A l’abordage (2020) 8/10 Éric Nantchouang Salif Cissé

Temps de lecture : 4 minutes

Un raffraichissant récit, qu’on peut facilement taxer de rohmérien, dont les héros sont deux étudiants noirs en France.

  • Pourquoi ne pas évoquer leur couleur de peau ? Cette composante n’est pas innocente. Mais nos critiques sont tétanisés par … une potentielle critique. Le mot « noir » fait peur. Ils voudraient se donner le beau rôle de ceux qui justement n’accorde pas d’importance à la différence.
  • Ils taisent donc cet important « détail ». Lequel est pourtant une richesse pour la problématique du film, car chemin faisant, le scénario va opportunément estomper le contraste des carnations, pour privilégier l’humain, dans la tête de nombreux spectateurs. Mais pour en arriver là, il faut bien qu’on parte de quelque part. Il ne faut pas se positionner d’emblée à la fin.

Le plus beau rencontre une jolie jeune française, dite de souche. C’est le flash. Et la donzelle n’est pas insensible aux charmes de cet « infirmier » tout en muscle et avec une tête bien ordonnée.

C’est l’été et il entraîne son ami, tout aussi noir, mais moins gâté par la nature, dans une virée dans le sud. Précisément là où se trouve à présent la bien-aimée. Le principale intéressé se renseigne, pèse le pour et le contre, demande conseil, et finalement opte pour le consensuel effet surprise. Cette « négociation » avec soi même est finement relatée.

Ces deux là vont prendre le risque de débouler sans crier gare. C’est acté.

La route en BlaBlaCar n’est pas de tout repos. D’abord le jeune chauffeur est déçu de ne pas embarquer les deux jeunes filles au programme. Nos larrons ont « emprunté » l’identité de copines pour voyager.

Et puis les rapports sont tendus, moins par la différence de couleur de peau et de culture, que par l’écart de maturité. Le petit français est encore le « chaton » de sa maman. Laquelle a eu l’imprudence de lui confier le carrosse. Il va le casser au point d’être bloqué pour les réparations, au moins une semaine, sur le même lieu de destination que les deux usurpateurs d’identité.

« L’infirmier », qui est en réalité aide-soignant, va se prendre la froideur de la belle en pleine figure. Il faut dire qu’il est assez directif et exigeant alors que la fille est indécise et fluctuante. « Souvent femme varie, bien fol qui s’y fie » disait le bon François (pas le pape!).

Comme il insiste fort mal à propos, elle va même renvoyer ce boxeur à ses heures perdues, dans les cordes.

Son second, un peu gros lard mais à la tête bien pleine, s’amourache d’une frêle jeune maman dont le mari n’est pas encore arrivé au camping. Pour l’instant il semble dans la « friendzone » et de surcroit dans une phase de baby-sitting bénévole, au grand dam de son compagnon mentor.

▸ **Lignes de données**:
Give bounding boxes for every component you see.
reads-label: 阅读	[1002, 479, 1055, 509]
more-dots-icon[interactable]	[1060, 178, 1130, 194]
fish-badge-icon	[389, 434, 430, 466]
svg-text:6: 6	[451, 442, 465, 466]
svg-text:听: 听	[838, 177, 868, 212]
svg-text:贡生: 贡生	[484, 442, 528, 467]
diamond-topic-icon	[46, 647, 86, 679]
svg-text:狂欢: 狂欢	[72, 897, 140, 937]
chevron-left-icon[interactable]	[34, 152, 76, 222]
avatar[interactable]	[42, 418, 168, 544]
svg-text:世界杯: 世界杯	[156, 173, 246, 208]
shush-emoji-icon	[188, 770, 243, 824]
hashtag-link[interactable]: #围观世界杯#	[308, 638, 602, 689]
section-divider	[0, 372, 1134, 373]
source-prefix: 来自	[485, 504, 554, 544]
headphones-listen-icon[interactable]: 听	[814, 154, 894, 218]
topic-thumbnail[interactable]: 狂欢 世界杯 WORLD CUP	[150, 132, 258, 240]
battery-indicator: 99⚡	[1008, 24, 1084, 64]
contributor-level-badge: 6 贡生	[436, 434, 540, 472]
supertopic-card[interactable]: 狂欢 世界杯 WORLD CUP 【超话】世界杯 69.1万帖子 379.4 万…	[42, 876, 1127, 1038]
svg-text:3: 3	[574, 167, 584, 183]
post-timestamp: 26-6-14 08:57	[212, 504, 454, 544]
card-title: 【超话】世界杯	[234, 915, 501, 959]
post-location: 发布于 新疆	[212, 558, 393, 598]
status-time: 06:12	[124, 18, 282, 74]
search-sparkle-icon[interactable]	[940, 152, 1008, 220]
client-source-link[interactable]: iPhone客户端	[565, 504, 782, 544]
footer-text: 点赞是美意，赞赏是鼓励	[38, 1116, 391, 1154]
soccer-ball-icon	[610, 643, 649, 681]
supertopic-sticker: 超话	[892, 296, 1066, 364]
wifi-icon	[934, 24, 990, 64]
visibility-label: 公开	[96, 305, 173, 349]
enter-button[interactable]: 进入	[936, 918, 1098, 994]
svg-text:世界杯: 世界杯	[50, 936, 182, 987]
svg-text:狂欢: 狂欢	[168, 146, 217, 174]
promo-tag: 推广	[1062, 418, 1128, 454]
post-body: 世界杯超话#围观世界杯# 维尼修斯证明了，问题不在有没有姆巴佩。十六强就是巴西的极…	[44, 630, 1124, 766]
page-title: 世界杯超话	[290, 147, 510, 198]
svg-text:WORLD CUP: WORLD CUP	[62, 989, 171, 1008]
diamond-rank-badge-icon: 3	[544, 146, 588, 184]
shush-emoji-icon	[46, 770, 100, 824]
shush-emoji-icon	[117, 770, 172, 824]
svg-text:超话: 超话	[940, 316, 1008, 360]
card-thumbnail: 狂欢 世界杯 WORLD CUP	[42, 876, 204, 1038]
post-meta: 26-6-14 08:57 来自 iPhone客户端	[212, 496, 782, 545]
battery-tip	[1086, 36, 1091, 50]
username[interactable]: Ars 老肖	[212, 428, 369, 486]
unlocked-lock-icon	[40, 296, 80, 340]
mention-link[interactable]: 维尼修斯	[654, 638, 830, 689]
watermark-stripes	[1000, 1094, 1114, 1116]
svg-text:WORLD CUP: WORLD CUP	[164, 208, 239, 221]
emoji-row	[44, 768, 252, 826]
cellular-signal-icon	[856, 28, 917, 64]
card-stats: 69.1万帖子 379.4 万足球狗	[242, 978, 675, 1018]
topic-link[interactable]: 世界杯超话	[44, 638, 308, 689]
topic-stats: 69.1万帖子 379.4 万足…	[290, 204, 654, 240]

▸ **Travail à faire**:
(1) Dans la critique du film, relevez tous les mots placés entre guillemets dans les paragraphes compris entre celui qui commence par « Le plus beau rencontre » et celui qui commence par « Et puis les rapports ».
(2) Renvoyez à l'identique le passage de la critique du film qui va de « Comme il insiste » jusqu'à « son compagnon mentor. ».

▸ **Corrigé des exercices**:
(1) « infirmier », « négociation », « emprunté », « chaton »

(2)
Comme il insiste fort mal à propos, elle va même renvoyer ce boxeur à ses heures perdues, dans les cordes.

Son second, un peu gros lard mais à la tête bien pleine, s’amourache d’une frêle jeune maman dont le mari n’est pas encore arrivé au camping. Pour l’instant il semble dans la « friendzone » et de surcroit dans une phase de baby-sitting bénévole, au grand dam de son compagnon mentor.